Davacı … vasisi …’ün Av. …’ya verdiği vekaletnamenin dayanağından Çal Sulh Hukuk Mahkemesi’nin 2014/548-536 E. K. sayılı ek kararıyla husumete izin verildiği görülmektedir. Ancak TMK’nın 463/5. maddesinde de belirtildiği gibi mirasın hükmen reddi davasında vesayet makamının izninden sonra denetim makamından da izin alınması gerekmektedir. Dosya içerisindeki bilgi ve belgelerden vesayet makamından izin alınmadığı anlaşılmaktadır. Mahkemece yeterli süre verilerek vasinin, kısıtlı … adına mirasın hükmen reddini talep edebilmesi için vesayet makamından da izin alınması sağlanmalıdır.
Mahkemece davanın kabulüne karar verilmiş ise de yapılan araştırma ve incelemeler hüküm kurmaya yeterli değildir. Mirasın hükmen reddine ilişkin olarak açılan davalarda, terekenin açıkça borca batık olup olmadığının araştırılması gerekmektedir. İcra takibi sonunda aciz vesikası düzenlenmesi halinde terekenin borca batık olduğu kabul edilir. Aksi halde terekenin murisin ölüm tarihinde borca batık olup olmadığı, murisin malvarlığı bulunup bulunmadığının ölüm tarihindeki mevcut durum esas alınarak bankalar, trafik tescil müdürlüğü, vergi daireleri, belediyeler, tapu müdürlüğü v.b. kurum ve kuruluşlardan sorulması, murisin alacak ve borçları zabıta marifetiyle de araştırılarak aktif malvarlığı ile takibe konu borç miktarı gözönünde tutularak aktif ve pasifinin tereddüde neden olmayacak şekilde belirlenmesi, mirasçının mirası kabul anlamına gelen davranışlarda bulunup bulunmadığının araştırılması gerekir.

= = = = = = =

- Yapılacak Çalışmalar:
a – Mirasın hükmen reddine ilişkin metne göre aşağıdaki soruları yanıtlayınız.
(i) Husumete izin veren ek karar hangi mahkemeye aittir?
(ii) Metinde TMK'nın hangi maddesine atıf yapılmaktadır?
(iii) Hangi durumda terekenin borca batık olduğu kabul edilir?
b – Mirasın hükmen reddine ilişkin metinde "Davacı … vasisi" ifadesinden başlayıp "izin alınması sağlanmalıdır." ifadesine kadar uzanan bölümün tamamını aynen aktarınız.

- Alıntılanan Kayıtlar:
= = = = = = =

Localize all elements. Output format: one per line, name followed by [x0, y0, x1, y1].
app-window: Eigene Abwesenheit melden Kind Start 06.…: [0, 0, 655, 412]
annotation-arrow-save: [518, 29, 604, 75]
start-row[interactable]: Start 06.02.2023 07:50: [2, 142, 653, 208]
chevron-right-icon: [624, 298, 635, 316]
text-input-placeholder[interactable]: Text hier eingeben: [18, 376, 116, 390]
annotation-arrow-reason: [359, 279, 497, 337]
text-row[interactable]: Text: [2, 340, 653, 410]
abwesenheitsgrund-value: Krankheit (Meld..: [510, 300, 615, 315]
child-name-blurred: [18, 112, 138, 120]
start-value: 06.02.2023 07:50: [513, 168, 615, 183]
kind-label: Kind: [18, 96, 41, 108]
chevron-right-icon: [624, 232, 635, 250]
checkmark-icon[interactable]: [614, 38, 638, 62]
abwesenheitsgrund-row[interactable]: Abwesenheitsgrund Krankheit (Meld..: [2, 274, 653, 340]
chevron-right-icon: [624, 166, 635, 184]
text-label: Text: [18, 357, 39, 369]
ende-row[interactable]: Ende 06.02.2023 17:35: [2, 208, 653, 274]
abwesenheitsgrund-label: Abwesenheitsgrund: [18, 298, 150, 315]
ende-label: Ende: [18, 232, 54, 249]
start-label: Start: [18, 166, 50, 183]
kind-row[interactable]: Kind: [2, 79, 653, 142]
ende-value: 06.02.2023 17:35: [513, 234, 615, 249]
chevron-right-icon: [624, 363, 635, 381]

= = = = = = =

- Cevap Dizisi:
a –
(i) Çal Sulh Hukuk Mahkemesi
(ii) 463/5. madde
(iii) İcra takibi sonunda aciz vesikası düzenlenmesi halinde

b –
Davacı … vasisi …’ün Av. …’ya verdiği vekaletnamenin dayanağından Çal Sulh Hukuk Mahkemesi’nin 2014/548-536 E. K. sayılı ek kararıyla husumete izin verildiği görülmektedir. Ancak TMK’nın 463/5. maddesinde de belirtildiği gibi mirasın hükmen reddi davasında vesayet makamının izninden sonra denetim makamından da izin alınması gerekmektedir. Dosya içerisindeki bilgi ve belgelerden vesayet makamından izin alınmadığı anlaşılmaktadır. Mahkemece yeterli süre verilerek vasinin, kısıtlı … adına mirasın hükmen reddini talep edebilmesi için vesayet makamından da izin alınması sağlanmalıdır.